- **GIVEN PROBLEM**: Repeat verbatim the lines of the data below, beginning with the line containing "Enumerate this screenshot's" and continuing to the end.
··· EXCERPTED RECORDS ···
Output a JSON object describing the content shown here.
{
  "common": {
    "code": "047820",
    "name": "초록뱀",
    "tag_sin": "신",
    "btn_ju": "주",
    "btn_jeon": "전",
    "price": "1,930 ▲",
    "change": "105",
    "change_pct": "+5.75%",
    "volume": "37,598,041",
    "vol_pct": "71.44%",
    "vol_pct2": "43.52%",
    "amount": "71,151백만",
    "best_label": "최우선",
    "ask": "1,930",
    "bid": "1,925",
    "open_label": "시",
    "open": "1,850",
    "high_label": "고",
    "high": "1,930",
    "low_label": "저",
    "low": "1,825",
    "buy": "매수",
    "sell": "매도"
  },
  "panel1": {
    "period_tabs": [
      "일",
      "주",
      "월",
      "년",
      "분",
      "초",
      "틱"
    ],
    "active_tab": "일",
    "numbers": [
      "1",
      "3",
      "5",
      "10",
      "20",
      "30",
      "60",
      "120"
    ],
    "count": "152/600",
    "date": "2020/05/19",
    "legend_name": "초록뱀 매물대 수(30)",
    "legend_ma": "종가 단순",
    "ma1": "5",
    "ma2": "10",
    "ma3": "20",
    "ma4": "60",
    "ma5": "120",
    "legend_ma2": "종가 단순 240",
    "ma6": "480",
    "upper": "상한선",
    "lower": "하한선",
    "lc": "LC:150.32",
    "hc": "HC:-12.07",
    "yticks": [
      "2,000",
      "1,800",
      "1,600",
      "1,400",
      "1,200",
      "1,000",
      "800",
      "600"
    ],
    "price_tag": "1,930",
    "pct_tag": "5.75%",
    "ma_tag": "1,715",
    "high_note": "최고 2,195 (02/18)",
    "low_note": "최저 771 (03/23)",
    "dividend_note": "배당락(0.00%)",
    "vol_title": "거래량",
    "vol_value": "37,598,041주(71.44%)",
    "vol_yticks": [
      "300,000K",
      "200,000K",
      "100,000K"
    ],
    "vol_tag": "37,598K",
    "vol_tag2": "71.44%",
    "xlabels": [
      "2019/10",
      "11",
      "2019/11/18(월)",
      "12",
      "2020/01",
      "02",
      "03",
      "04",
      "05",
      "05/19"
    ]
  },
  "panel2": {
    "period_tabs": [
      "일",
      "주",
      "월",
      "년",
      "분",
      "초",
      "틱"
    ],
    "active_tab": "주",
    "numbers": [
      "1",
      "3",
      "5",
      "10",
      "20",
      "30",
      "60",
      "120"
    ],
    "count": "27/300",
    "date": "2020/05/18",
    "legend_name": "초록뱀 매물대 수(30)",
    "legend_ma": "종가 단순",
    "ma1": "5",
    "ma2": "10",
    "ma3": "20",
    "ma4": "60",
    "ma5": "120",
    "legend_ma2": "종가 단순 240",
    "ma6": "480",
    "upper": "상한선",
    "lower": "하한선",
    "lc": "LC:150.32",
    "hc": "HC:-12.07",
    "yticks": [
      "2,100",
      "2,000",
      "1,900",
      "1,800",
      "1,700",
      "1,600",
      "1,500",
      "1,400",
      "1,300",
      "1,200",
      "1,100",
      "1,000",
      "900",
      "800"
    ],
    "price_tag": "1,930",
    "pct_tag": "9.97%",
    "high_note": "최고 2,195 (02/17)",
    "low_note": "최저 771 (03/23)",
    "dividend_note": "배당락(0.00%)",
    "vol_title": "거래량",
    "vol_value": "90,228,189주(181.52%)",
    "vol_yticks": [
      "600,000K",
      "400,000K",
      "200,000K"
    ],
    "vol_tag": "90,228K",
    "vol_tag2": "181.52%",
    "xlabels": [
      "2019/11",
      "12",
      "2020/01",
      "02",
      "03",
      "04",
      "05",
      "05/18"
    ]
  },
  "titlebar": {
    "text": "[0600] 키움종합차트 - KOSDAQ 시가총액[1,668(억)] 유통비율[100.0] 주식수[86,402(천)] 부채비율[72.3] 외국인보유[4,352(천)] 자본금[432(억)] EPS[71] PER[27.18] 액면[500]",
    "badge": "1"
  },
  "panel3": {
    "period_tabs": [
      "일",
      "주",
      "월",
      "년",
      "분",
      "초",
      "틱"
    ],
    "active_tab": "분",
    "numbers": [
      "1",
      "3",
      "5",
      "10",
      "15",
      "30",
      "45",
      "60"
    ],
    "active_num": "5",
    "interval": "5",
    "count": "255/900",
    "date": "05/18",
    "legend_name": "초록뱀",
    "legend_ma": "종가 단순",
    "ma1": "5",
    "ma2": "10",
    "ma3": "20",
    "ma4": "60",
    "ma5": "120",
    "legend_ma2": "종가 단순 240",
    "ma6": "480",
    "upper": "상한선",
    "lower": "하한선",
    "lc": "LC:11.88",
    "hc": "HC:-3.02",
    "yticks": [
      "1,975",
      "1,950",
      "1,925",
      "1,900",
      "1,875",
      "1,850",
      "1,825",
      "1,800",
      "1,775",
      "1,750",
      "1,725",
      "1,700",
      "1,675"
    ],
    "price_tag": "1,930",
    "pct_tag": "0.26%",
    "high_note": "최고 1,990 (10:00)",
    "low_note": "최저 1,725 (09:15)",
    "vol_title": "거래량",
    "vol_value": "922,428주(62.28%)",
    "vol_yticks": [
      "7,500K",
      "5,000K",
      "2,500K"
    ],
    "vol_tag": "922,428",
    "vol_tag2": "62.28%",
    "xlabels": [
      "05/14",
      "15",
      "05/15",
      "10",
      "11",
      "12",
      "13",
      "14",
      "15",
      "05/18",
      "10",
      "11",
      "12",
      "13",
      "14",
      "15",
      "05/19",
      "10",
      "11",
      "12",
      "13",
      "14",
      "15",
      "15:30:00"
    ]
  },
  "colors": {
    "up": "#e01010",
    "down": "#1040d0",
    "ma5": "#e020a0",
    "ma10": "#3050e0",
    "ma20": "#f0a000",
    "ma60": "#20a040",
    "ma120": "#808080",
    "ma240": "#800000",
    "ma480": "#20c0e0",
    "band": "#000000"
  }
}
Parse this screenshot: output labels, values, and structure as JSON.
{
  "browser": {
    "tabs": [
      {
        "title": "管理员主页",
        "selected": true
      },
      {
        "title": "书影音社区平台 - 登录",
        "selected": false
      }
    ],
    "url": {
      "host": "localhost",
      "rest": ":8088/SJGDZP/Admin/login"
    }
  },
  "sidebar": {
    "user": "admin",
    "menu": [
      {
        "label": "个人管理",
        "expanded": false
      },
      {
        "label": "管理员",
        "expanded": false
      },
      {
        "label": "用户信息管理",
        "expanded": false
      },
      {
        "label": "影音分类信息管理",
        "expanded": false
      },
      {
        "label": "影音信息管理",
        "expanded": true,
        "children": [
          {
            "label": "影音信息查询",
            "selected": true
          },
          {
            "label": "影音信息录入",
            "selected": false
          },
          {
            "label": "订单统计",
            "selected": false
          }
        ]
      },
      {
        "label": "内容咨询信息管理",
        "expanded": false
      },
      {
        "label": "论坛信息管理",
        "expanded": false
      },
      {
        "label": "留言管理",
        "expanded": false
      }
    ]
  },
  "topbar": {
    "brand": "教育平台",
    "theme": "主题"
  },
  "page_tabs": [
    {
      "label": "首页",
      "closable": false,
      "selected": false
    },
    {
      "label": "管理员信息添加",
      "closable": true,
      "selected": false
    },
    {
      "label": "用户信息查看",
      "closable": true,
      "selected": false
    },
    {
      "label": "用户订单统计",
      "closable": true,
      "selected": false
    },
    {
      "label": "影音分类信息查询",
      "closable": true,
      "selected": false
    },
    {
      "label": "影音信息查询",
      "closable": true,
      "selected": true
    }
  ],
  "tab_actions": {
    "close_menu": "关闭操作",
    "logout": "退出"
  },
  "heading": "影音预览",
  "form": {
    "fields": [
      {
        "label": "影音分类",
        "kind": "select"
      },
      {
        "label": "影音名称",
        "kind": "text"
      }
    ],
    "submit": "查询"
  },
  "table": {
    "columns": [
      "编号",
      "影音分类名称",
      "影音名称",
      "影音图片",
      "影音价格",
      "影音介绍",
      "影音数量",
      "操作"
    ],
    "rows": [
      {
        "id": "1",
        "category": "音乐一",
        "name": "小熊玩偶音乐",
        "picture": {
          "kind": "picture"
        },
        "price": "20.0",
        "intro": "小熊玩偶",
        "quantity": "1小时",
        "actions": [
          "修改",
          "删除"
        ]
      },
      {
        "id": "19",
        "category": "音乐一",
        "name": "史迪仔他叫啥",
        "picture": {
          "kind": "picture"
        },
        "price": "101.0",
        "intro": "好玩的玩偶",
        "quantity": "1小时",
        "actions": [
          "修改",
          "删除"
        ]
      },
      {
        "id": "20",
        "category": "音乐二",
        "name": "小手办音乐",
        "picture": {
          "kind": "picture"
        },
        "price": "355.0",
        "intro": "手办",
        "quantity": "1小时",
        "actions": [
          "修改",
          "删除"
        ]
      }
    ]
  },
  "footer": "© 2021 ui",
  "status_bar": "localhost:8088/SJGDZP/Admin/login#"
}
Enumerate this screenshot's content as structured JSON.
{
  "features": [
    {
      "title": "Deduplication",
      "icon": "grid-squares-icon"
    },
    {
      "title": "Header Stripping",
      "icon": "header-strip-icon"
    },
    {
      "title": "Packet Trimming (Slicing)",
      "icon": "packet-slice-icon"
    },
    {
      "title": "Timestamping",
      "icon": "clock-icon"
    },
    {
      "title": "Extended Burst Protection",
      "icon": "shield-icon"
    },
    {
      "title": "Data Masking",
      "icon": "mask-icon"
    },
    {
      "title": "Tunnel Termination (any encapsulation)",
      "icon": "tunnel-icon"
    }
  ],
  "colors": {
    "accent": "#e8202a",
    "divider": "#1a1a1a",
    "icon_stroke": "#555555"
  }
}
···
- **OUTPUT OF THE TASK**:
Enumerate this screenshot's content as structured JSON.
{
  "features": [
    {
      "title": "Deduplication",
      "icon": "grid-squares-icon"
    },
    {
      "title": "Header Stripping",
      "icon": "header-strip-icon"
    },
    {
      "title": "Packet Trimming (Slicing)",
      "icon": "packet-slice-icon"
    },
    {
      "title": "Timestamping",
      "icon": "clock-icon"
    },
    {
      "title": "Extended Burst Protection",
      "icon": "shield-icon"
    },
    {
      "title": "Data Masking",
      "icon": "mask-icon"
    },
    {
      "title": "Tunnel Termination (any encapsulation)",
      "icon": "tunnel-icon"
    }
  ],
  "colors": {
    "accent": "#e8202a",
    "divider": "#1a1a1a",
    "icon_stroke": "#555555"
  }
}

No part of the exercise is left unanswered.